> [Exercise description]
What number of lines in the material contain the word "care"? Give that number alone.

· · · · ·

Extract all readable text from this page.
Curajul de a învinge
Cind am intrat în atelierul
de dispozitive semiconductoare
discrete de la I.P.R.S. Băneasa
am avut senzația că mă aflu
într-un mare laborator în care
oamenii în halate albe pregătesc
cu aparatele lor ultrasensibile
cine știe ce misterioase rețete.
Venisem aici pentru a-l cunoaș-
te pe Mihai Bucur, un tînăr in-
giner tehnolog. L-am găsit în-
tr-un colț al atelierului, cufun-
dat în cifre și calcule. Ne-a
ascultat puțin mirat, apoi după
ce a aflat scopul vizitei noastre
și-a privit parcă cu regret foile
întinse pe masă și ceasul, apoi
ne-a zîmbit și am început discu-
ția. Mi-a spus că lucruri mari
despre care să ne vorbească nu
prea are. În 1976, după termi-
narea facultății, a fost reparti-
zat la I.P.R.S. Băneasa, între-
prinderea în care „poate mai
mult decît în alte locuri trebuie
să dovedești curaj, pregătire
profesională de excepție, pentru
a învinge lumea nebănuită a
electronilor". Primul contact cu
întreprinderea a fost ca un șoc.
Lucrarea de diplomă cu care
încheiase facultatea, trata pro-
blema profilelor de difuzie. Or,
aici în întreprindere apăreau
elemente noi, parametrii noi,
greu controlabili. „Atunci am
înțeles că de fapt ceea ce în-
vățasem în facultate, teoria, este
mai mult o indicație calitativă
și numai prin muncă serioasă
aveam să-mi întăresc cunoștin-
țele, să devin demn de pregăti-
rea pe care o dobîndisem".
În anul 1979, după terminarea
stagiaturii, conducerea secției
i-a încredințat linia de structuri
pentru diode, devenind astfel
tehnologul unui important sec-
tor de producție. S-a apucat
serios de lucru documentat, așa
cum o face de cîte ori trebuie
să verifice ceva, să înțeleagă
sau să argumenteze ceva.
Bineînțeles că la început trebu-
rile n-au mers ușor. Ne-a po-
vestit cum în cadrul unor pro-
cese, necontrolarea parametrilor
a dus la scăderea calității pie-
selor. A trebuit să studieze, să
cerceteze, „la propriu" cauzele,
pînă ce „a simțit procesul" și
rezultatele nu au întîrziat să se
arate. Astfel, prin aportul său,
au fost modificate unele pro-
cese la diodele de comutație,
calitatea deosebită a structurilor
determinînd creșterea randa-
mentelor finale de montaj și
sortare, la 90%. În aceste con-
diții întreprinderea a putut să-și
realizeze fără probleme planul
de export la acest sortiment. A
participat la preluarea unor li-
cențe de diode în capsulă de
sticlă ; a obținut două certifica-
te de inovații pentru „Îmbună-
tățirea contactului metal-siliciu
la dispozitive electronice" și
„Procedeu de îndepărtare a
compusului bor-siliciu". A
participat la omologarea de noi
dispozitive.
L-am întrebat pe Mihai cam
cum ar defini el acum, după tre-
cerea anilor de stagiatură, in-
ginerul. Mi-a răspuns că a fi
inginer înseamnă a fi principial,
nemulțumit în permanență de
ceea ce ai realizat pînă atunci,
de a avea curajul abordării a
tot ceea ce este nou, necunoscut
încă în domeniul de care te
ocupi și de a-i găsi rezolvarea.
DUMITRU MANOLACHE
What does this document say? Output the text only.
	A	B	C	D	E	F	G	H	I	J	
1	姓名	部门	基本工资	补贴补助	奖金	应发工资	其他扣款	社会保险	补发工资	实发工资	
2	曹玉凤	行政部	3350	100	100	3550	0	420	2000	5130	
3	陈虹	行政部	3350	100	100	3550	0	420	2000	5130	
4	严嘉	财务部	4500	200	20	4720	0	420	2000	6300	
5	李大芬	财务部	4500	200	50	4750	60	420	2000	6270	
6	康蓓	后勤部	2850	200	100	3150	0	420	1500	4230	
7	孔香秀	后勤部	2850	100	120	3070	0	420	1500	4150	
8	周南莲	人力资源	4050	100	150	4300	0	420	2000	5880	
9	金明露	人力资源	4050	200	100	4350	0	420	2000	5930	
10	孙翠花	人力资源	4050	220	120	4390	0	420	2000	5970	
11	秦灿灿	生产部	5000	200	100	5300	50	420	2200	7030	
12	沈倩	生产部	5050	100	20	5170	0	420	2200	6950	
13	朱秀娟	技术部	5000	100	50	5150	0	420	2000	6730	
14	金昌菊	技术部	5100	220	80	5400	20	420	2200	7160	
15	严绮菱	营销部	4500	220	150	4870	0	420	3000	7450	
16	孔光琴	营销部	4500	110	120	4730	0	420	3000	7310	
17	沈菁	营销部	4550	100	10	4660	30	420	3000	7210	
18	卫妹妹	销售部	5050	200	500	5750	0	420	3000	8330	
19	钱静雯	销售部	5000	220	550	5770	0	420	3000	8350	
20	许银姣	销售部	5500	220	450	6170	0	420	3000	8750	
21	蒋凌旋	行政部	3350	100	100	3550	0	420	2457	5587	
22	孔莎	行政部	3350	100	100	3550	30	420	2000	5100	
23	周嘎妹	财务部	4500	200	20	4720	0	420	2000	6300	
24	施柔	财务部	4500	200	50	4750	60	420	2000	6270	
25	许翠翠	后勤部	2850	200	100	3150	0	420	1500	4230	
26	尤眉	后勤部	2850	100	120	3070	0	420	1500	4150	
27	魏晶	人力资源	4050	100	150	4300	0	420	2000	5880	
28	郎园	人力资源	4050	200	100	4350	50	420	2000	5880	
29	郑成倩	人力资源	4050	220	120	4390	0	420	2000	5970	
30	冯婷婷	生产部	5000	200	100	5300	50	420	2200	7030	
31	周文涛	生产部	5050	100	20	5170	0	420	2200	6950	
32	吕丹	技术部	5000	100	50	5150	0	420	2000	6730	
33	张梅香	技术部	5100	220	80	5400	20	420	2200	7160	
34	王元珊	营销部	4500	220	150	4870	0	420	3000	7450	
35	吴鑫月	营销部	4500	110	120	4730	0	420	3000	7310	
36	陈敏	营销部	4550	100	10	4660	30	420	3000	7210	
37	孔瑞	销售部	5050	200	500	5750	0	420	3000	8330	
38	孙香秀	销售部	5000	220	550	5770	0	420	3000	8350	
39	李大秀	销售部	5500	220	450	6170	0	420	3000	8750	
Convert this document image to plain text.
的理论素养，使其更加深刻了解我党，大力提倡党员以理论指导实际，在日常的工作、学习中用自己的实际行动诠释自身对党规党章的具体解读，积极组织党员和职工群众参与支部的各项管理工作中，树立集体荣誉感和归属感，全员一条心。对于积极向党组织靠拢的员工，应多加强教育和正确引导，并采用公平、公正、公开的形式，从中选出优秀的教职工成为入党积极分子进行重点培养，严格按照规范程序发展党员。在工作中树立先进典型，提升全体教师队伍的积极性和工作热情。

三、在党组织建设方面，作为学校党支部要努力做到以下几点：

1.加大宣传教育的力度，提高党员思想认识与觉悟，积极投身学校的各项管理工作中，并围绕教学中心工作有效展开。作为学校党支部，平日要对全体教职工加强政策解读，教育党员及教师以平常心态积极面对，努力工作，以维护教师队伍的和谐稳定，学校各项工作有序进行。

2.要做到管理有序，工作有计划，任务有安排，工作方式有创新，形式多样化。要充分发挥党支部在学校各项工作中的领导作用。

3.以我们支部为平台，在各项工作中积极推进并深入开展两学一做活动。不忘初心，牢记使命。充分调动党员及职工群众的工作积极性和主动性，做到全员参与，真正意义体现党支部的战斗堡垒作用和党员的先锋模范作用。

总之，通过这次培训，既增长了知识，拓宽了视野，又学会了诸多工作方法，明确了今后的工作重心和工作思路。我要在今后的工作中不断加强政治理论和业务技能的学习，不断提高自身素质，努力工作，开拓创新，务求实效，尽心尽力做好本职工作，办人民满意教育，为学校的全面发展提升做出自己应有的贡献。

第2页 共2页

· · · · ·

> [Exercise output]
6